◆ The task ◆
Find and copy every line in the records that includes the string "trash".

◆ Exercise material ◆
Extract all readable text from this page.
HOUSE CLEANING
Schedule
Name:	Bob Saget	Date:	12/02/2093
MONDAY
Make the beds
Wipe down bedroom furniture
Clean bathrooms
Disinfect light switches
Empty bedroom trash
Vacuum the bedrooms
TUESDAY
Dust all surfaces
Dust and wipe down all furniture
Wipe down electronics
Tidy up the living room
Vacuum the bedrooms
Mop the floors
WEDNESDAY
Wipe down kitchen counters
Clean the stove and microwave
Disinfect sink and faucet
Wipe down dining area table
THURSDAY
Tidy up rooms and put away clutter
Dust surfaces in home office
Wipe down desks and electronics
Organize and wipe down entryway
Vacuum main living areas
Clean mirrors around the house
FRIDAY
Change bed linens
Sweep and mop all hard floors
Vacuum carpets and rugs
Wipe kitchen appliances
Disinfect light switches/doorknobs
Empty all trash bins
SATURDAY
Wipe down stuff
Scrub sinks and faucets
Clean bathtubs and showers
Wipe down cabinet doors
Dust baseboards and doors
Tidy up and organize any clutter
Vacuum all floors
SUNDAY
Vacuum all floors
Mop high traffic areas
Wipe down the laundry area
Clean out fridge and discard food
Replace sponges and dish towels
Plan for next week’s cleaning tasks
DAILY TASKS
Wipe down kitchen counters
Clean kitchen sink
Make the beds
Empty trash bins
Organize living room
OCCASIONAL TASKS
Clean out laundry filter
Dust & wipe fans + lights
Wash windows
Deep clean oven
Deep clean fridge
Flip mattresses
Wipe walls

◆ Problem solution ◆
Empty bedroom trash
Empty all trash bins
Empty trash bins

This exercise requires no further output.